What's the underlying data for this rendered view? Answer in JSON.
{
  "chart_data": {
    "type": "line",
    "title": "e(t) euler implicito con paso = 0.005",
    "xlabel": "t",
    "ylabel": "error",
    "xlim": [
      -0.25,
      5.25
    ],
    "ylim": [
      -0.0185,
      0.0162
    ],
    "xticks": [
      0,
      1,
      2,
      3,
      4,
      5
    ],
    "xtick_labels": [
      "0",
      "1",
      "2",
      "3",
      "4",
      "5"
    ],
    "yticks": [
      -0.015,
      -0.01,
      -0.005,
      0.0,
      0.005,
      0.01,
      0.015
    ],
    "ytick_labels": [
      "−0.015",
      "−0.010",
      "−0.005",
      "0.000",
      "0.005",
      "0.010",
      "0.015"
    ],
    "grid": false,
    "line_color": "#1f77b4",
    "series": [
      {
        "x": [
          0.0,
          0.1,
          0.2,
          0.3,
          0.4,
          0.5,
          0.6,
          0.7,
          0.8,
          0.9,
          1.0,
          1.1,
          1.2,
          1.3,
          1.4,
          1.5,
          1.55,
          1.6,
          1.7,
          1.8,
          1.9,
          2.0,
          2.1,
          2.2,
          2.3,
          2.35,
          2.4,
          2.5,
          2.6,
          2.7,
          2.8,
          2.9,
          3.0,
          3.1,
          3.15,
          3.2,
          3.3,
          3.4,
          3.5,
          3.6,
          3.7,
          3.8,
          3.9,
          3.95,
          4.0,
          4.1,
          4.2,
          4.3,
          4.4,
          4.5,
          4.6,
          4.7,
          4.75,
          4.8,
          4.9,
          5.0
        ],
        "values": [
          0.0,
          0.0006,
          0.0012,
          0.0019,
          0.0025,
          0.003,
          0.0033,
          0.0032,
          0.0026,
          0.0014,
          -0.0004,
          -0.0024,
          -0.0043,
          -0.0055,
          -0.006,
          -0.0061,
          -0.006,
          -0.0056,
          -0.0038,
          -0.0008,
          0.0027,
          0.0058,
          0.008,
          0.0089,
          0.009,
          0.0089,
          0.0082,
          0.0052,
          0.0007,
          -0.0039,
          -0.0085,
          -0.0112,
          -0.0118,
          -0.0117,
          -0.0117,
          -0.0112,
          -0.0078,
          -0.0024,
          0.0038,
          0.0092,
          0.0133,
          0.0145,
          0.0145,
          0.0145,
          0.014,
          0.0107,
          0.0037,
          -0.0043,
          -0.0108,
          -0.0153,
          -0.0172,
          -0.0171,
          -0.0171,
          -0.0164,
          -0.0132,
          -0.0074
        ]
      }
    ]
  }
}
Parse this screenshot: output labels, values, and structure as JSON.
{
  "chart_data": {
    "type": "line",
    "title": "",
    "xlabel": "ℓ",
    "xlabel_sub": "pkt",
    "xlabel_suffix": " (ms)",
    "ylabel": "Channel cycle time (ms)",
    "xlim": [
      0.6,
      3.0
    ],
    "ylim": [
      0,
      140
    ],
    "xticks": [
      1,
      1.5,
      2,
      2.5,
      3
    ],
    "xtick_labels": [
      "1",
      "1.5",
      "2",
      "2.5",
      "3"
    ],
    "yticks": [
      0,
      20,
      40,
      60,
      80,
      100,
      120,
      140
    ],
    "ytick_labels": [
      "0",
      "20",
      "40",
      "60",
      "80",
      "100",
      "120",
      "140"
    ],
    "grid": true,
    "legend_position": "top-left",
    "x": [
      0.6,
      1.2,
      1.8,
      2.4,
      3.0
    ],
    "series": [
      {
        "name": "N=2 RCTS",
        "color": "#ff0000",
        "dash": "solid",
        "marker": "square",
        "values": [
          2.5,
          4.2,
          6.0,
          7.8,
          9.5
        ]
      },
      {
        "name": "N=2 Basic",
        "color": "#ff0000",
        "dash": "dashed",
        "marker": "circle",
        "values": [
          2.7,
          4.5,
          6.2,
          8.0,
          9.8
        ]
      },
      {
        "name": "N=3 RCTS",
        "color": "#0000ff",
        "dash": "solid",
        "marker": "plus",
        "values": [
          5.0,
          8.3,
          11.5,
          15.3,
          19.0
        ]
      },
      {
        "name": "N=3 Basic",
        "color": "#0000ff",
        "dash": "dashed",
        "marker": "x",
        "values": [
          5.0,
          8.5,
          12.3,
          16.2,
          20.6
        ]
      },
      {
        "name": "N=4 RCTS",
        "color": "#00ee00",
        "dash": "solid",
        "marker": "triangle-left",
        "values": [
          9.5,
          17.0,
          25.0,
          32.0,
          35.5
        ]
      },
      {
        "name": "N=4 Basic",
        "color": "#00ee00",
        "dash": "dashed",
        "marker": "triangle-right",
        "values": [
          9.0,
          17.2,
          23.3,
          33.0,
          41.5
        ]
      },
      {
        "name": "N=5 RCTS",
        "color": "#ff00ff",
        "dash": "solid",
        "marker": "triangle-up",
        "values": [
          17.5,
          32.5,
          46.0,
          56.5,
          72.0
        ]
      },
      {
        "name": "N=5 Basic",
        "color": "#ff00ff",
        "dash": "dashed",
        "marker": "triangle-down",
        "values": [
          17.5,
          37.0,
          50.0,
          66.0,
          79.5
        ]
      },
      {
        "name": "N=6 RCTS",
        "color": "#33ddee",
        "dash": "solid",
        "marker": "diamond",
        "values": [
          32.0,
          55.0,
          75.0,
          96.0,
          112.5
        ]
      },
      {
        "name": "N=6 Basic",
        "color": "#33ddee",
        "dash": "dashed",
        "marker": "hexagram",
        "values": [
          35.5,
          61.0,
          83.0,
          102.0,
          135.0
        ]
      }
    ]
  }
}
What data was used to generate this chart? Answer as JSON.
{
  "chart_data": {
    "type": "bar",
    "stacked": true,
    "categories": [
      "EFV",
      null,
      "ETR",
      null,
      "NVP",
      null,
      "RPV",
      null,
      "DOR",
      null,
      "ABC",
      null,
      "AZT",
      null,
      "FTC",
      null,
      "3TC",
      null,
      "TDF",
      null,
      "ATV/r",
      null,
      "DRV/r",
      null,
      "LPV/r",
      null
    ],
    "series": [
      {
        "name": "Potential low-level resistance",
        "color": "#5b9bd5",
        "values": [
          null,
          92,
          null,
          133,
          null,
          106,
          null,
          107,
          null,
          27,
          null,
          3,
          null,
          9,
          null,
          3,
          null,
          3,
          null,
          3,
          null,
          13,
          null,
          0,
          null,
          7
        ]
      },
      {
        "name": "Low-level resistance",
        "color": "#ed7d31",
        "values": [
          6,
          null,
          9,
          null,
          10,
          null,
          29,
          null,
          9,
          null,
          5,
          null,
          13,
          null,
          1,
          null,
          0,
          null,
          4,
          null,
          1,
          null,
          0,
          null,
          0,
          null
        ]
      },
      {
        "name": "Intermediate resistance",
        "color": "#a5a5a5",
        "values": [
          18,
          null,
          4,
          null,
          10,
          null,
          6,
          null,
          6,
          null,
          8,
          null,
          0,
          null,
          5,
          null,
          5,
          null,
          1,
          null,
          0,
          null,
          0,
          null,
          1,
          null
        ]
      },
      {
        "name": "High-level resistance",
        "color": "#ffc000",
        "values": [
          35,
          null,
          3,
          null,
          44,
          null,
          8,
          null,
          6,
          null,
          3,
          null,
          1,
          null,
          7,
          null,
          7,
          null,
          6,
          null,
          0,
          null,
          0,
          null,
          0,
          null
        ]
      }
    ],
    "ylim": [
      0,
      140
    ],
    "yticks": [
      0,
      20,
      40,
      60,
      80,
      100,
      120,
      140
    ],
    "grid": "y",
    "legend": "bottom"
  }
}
● ● ● ● ● ● ●
## Given exercise:
Give back each line above precisely as it stands.

## Task answer:
What's the underlying data for this rendered view? Answer in JSON.
{
  "chart_data": {
    "type": "line",
    "title": "e(t) euler implicito con paso = 0.005",
    "xlabel": "t",
    "ylabel": "error",
    "xlim": [
      -0.25,
      5.25
    ],
    "ylim": [
      -0.0185,
      0.0162
    ],
    "xticks": [
      0,
      1,
      2,
      3,
      4,
      5
    ],
    "xtick_labels": [
      "0",
      "1",
      "2",
      "3",
      "4",
      "5"
    ],
    "yticks": [
      -0.015,
      -0.01,
      -0.005,
      0.0,
      0.005,
      0.01,
      0.015
    ],
    "ytick_labels": [
      "−0.015",
      "−0.010",
      "−0.005",
      "0.000",
      "0.005",
      "0.010",
      "0.015"
    ],
    "grid": false,
    "line_color": "#1f77b4",
    "series": [
      {
        "x": [
          0.0,
          0.1,
          0.2,
          0.3,
          0.4,
          0.5,
          0.6,
          0.7,
          0.8,
          0.9,
          1.0,
          1.1,
          1.2,
          1.3,
          1.4,
          1.5,
          1.55,
          1.6,
          1.7,
          1.8,
          1.9,
          2.0,
          2.1,
          2.2,
          2.3,
          2.35,
          2.4,
          2.5,
          2.6,
          2.7,
          2.8,
          2.9,
          3.0,
          3.1,
          3.15,
          3.2,
          3.3,
          3.4,
          3.5,
          3.6,
          3.7,
          3.8,
          3.9,
          3.95,
          4.0,
          4.1,
          4.2,
          4.3,
          4.4,
          4.5,
          4.6,
          4.7,
          4.75,
          4.8,
          4.9,
          5.0
        ],
        "values": [
          0.0,
          0.0006,
          0.0012,
          0.0019,
          0.0025,
          0.003,
          0.0033,
          0.0032,
          0.0026,
          0.0014,
          -0.0004,
          -0.0024,
          -0.0043,
          -0.0055,
          -0.006,
          -0.0061,
          -0.006,
          -0.0056,
          -0.0038,
          -0.0008,
          0.0027,
          0.0058,
          0.008,
          0.0089,
          0.009,
          0.0089,
          0.0082,
          0.0052,
          0.0007,
          -0.0039,
          -0.0085,
          -0.0112,
          -0.0118,
          -0.0117,
          -0.0117,
          -0.0112,
          -0.0078,
          -0.0024,
          0.0038,
          0.0092,
          0.0133,
          0.0145,
          0.0145,
          0.0145,
          0.014,
          0.0107,
          0.0037,
          -0.0043,
          -0.0108,
          -0.0153,
          -0.0172,
          -0.0171,
          -0.0171,
          -0.0164,
          -0.0132,
          -0.0074
        ]
      }
    ]
  }
}
Parse this screenshot: output labels, values, and structure as JSON.
{
  "chart_data": {
    "type": "line",
    "title": "",
    "xlabel": "ℓ",
    "xlabel_sub": "pkt",
    "xlabel_suffix": " (ms)",
    "ylabel": "Channel cycle time (ms)",
    "xlim": [
      0.6,
      3.0
    ],
    "ylim": [
      0,
      140
    ],
    "xticks": [
      1,
      1.5,
      2,
      2.5,
      3
    ],
    "xtick_labels": [
      "1",
      "1.5",
      "2",
      "2.5",
      "3"
    ],
    "yticks": [
      0,
      20,
      40,
      60,
      80,
      100,
      120,
      140
    ],
    "ytick_labels": [
      "0",
      "20",
      "40",
      "60",
      "80",
      "100",
      "120",
      "140"
    ],
    "grid": true,
    "legend_position": "top-left",
    "x": [
      0.6,
      1.2,
      1.8,
      2.4,
      3.0
    ],
    "series": [
      {
        "name": "N=2 RCTS",
        "color": "#ff0000",
        "dash": "solid",
        "marker": "square",
        "values": [
          2.5,
          4.2,
          6.0,
          7.8,
          9.5
        ]
      },
      {
        "name": "N=2 Basic",
        "color": "#ff0000",
        "dash": "dashed",
        "marker": "circle",
        "values": [
          2.7,
          4.5,
          6.2,
          8.0,
          9.8
        ]
      },
      {
        "name": "N=3 RCTS",
        "color": "#0000ff",
        "dash": "solid",
        "marker": "plus",
        "values": [
          5.0,
          8.3,
          11.5,
          15.3,
          19.0
        ]
      },
      {
        "name": "N=3 Basic",
        "color": "#0000ff",
        "dash": "dashed",
        "marker": "x",
        "values": [
          5.0,
          8.5,
          12.3,
          16.2,
          20.6
        ]
      },
      {
        "name": "N=4 RCTS",
        "color": "#00ee00",
        "dash": "solid",
        "marker": "triangle-left",
        "values": [
          9.5,
          17.0,
          25.0,
          32.0,
          35.5
        ]
      },
      {
        "name": "N=4 Basic",
        "color": "#00ee00",
        "dash": "dashed",
        "marker": "triangle-right",
        "values": [
          9.0,
          17.2,
          23.3,
          33.0,
          41.5
        ]
      },
      {
        "name": "N=5 RCTS",
        "color": "#ff00ff",
        "dash": "solid",
        "marker": "triangle-up",
        "values": [
          17.5,
          32.5,
          46.0,
          56.5,
          72.0
        ]
      },
      {
        "name": "N=5 Basic",
        "color": "#ff00ff",
        "dash": "dashed",
        "marker": "triangle-down",
        "values": [
          17.5,
          37.0,
          50.0,
          66.0,
          79.5
        ]
      },
      {
        "name": "N=6 RCTS",
        "color": "#33ddee",
        "dash": "solid",
        "marker": "diamond",
        "values": [
          32.0,
          55.0,
          75.0,
          96.0,
          112.5
        ]
      },
      {
        "name": "N=6 Basic",
        "color": "#33ddee",
        "dash": "dashed",
        "marker": "hexagram",
        "values": [
          35.5,
          61.0,
          83.0,
          102.0,
          135.0
        ]
      }
    ]
  }
}
What data was used to generate this chart? Answer as JSON.
{
  "chart_data": {
    "type": "bar",
    "stacked": true,
    "categories": [
      "EFV",
      null,
      "ETR",
      null,
      "NVP",
      null,
      "RPV",
      null,
      "DOR",
      null,
      "ABC",
      null,
      "AZT",
      null,
      "FTC",
      null,
      "3TC",
      null,
      "TDF",
      null,
      "ATV/r",
      null,
      "DRV/r",
      null,
      "LPV/r",
      null
    ],
    "series": [
      {
        "name": "Potential low-level resistance",
        "color": "#5b9bd5",
        "values": [
          null,
          92,
          null,
          133,
          null,
          106,
          null,
          107,
          null,
          27,
          null,
          3,
          null,
          9,
          null,
          3,
          null,
          3,
          null,
          3,
          null,
          13,
          null,
          0,
          null,
          7
        ]
      },
      {
        "name": "Low-level resistance",
        "color": "#ed7d31",
        "values": [
          6,
          null,
          9,
          null,
          10,
          null,
          29,
          null,
          9,
          null,
          5,
          null,
          13,
          null,
          1,
          null,
          0,
          null,
          4,
          null,
          1,
          null,
          0,
          null,
          0,
          null
        ]
      },
      {
        "name": "Intermediate resistance",
        "color": "#a5a5a5",
        "values": [
          18,
          null,
          4,
          null,
          10,
          null,
          6,
          null,
          6,
          null,
          8,
          null,
          0,
          null,
          5,
          null,
          5,
          null,
          1,
          null,
          0,
          null,
          0,
          null,
          1,
          null
        ]
      },
      {
        "name": "High-level resistance",
        "color": "#ffc000",
        "values": [
          35,
          null,
          3,
          null,
          44,
          null,
          8,
          null,
          6,
          null,
          3,
          null,
          1,
          null,
          7,
          null,
          7,
          null,
          6,
          null,
          0,
          null,
          0,
          null,
          0,
          null
        ]
      }
    ],
    "ylim": [
      0,
      140
    ],
    "yticks": [
      0,
      20,
      40,
      60,
      80,
      100,
      120,
      140
    ],
    "grid": "y",
    "legend": "bottom"
  }
}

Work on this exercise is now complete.